For each line in the material below that holds "elements", copy that line.
··· Records for the task ···
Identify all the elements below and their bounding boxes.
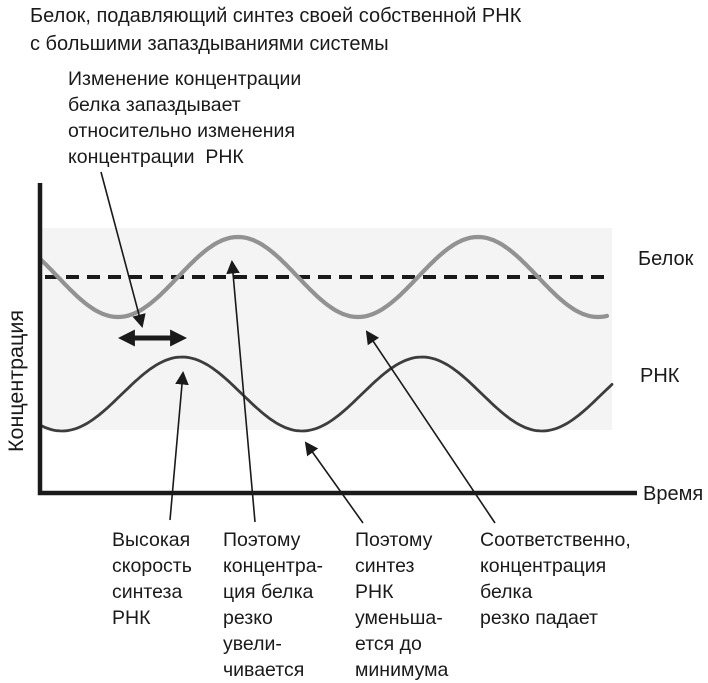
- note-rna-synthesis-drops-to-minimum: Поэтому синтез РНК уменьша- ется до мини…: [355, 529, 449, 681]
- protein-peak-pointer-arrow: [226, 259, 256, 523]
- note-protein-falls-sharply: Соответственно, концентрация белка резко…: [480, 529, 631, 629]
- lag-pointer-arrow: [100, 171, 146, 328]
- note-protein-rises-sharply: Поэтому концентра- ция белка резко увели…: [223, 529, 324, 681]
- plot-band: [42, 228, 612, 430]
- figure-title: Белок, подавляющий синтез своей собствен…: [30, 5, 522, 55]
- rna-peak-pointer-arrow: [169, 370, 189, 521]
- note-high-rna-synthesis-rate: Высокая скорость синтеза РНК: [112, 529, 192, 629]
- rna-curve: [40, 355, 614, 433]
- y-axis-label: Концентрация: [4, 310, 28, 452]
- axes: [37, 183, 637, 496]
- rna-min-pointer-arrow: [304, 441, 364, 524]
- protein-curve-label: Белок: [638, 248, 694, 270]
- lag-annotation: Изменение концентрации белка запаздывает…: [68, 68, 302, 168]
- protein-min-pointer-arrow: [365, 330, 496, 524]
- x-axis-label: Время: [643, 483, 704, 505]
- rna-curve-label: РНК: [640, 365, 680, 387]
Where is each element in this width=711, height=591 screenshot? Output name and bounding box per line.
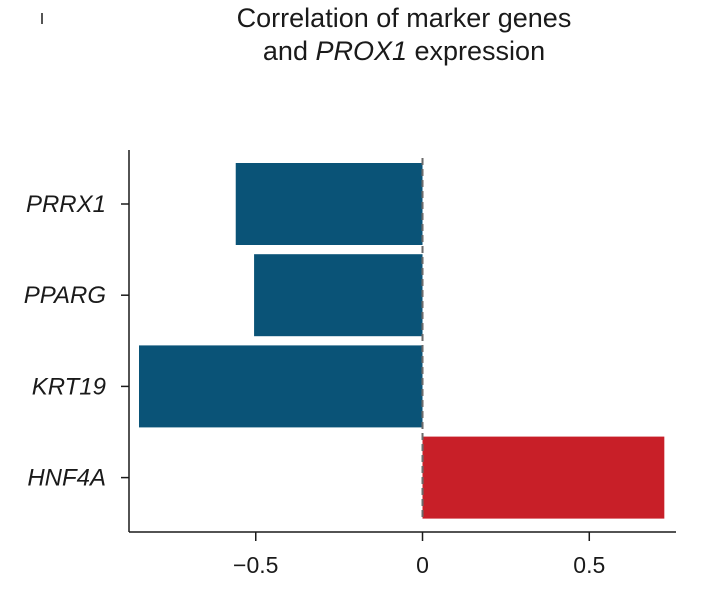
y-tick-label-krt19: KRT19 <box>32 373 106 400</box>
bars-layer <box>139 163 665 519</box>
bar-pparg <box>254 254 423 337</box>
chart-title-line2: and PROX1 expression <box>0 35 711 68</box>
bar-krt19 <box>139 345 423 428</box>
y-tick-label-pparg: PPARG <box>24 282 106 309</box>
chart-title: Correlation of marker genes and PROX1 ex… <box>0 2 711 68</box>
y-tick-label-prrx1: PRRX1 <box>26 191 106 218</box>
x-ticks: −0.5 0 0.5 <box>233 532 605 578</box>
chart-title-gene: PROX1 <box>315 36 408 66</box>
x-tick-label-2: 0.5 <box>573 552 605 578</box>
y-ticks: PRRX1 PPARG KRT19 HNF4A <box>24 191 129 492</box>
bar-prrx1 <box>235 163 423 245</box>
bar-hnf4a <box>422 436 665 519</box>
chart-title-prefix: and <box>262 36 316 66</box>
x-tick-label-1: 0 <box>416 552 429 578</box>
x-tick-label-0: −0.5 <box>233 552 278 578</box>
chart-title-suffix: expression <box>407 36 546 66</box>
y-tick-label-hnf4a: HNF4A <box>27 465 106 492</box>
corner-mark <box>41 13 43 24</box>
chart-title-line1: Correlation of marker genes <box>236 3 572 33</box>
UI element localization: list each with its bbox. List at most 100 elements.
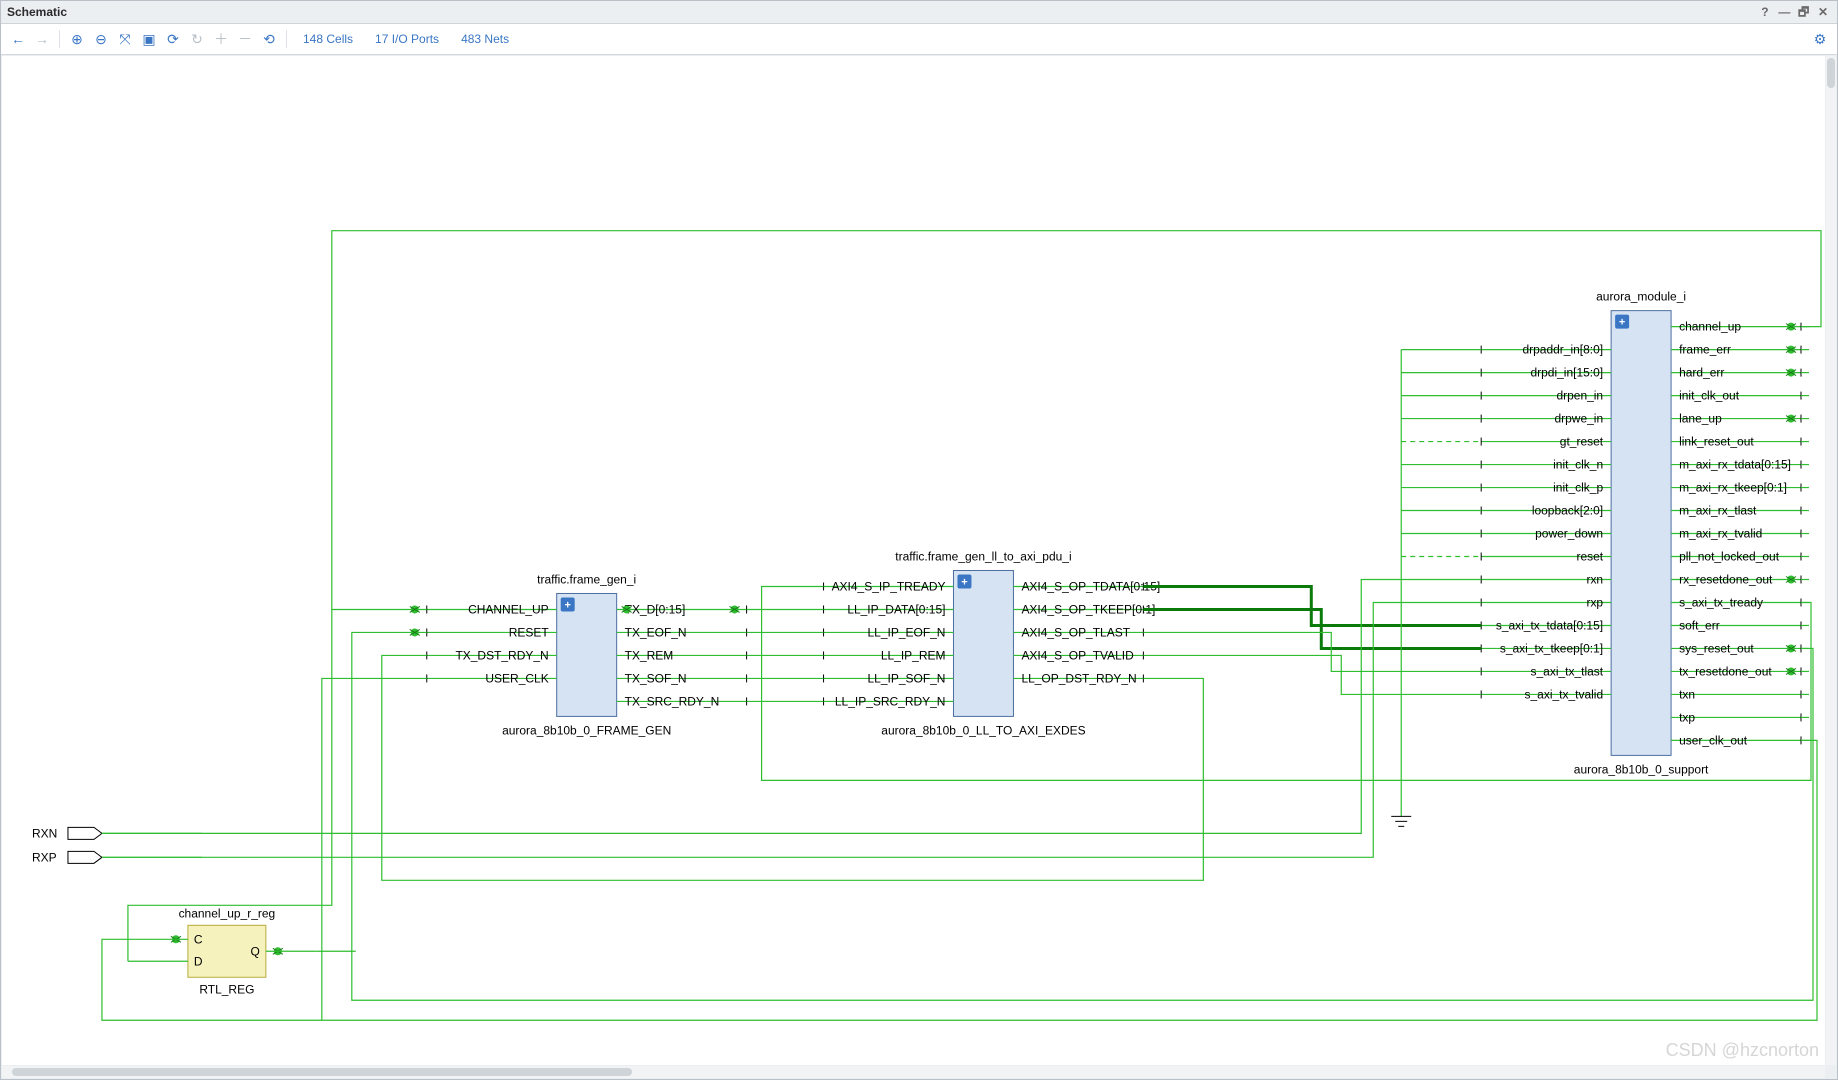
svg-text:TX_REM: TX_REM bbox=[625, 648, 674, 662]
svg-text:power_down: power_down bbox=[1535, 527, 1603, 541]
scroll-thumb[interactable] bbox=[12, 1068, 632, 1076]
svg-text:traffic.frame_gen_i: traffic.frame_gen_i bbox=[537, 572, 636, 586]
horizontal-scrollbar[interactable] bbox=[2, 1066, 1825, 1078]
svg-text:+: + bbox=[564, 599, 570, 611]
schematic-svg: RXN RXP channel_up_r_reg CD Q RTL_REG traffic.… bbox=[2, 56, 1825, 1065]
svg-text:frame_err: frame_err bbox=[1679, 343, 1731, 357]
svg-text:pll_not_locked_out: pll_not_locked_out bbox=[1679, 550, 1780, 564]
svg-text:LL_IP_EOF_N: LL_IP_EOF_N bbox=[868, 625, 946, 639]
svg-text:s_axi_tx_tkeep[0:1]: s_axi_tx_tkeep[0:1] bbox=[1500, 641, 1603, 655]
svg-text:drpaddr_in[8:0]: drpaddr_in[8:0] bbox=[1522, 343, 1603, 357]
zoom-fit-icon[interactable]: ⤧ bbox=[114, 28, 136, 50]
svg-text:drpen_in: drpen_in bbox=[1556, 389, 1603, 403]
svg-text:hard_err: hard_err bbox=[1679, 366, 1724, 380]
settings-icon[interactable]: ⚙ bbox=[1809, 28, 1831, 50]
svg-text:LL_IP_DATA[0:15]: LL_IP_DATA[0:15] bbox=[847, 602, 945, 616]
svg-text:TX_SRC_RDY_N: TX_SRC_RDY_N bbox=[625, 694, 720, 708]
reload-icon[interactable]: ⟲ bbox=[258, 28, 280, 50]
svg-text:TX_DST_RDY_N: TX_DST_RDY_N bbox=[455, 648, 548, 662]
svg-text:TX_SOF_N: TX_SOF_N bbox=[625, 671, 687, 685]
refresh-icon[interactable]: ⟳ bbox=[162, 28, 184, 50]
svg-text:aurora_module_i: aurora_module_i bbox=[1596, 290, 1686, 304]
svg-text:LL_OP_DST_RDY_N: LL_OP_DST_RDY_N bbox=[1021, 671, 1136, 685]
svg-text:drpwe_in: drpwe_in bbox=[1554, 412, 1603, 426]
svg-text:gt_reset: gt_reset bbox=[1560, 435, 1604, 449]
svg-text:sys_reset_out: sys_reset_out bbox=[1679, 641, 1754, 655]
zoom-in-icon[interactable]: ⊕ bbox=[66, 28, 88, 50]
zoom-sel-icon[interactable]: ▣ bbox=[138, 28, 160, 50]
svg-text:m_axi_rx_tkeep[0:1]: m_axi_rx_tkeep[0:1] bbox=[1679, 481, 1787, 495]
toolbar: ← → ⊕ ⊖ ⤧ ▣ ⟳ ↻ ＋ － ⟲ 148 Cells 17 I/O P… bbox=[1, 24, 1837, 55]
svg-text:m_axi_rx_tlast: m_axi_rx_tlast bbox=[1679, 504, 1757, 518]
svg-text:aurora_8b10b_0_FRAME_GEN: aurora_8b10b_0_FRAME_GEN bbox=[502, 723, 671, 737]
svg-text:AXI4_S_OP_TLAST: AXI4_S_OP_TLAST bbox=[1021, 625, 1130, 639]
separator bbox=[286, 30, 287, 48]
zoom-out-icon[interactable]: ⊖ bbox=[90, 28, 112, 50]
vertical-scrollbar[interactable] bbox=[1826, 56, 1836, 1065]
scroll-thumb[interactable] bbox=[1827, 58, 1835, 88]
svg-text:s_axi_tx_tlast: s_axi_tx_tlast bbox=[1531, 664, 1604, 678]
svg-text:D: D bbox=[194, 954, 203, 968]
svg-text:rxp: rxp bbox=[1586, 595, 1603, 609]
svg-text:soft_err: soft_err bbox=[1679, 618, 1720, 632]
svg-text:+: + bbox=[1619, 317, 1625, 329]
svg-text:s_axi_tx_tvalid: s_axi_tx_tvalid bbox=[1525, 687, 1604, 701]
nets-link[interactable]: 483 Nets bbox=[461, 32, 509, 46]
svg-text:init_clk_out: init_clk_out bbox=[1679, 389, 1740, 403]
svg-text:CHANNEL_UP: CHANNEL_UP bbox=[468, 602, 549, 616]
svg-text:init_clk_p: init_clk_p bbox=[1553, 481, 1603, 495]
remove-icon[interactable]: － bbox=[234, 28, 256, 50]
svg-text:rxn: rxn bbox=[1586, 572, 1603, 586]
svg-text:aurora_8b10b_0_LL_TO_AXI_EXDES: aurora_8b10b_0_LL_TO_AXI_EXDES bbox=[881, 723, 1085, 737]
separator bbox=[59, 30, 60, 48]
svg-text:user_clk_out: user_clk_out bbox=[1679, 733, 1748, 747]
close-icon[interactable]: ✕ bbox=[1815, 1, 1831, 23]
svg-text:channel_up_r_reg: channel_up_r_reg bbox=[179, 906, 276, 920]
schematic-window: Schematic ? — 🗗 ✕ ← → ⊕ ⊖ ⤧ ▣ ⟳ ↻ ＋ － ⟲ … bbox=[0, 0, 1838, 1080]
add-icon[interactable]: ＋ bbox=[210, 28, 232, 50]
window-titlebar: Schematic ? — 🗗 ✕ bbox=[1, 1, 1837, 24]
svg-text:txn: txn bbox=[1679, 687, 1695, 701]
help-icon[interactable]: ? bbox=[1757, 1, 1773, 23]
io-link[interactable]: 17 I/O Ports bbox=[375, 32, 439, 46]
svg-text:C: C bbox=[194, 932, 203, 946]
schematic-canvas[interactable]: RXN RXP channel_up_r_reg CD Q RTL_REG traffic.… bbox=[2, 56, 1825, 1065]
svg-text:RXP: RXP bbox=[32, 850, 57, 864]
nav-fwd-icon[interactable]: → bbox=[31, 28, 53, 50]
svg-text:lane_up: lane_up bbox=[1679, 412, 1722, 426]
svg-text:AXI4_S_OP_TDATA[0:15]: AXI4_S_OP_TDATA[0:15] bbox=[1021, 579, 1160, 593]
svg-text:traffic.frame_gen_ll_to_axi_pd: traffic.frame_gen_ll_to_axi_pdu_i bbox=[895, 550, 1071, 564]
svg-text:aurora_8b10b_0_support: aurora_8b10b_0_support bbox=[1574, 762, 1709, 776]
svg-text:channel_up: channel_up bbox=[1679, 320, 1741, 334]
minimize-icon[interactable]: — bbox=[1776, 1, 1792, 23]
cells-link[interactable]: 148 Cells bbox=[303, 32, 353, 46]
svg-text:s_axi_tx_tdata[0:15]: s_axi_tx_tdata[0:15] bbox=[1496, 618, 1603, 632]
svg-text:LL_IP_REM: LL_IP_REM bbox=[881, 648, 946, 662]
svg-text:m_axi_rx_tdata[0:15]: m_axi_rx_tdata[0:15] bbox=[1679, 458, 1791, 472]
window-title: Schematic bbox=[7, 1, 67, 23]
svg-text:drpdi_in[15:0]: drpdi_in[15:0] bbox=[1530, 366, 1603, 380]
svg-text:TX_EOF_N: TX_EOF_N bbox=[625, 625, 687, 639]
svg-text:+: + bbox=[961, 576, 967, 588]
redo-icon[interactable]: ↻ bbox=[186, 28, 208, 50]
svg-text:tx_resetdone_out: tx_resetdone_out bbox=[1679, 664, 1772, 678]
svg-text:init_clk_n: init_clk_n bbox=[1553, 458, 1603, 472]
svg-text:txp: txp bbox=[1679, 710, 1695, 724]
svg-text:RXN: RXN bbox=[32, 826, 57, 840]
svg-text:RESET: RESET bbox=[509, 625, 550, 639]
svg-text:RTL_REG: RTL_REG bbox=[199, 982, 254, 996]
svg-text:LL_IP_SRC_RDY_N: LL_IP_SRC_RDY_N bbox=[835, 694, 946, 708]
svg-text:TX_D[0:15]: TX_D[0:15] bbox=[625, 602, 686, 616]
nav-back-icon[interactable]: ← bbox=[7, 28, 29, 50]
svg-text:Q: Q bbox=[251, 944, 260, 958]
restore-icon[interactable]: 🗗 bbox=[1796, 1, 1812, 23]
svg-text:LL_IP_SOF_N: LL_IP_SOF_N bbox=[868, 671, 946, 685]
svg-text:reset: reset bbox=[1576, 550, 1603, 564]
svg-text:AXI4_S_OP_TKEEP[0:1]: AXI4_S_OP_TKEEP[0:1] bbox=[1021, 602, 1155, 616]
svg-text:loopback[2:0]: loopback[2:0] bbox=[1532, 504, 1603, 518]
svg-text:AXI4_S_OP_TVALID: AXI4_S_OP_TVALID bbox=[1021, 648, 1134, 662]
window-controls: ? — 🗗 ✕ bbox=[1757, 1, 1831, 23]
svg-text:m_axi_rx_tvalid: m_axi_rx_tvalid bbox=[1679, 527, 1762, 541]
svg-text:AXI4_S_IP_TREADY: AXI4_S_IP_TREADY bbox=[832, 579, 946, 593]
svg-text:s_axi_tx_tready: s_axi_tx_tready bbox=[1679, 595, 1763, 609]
···
*Written response:*
Identify all the elements below and their bounding boxes.
UI element localization: list each with its bbox. List at most 100 elements.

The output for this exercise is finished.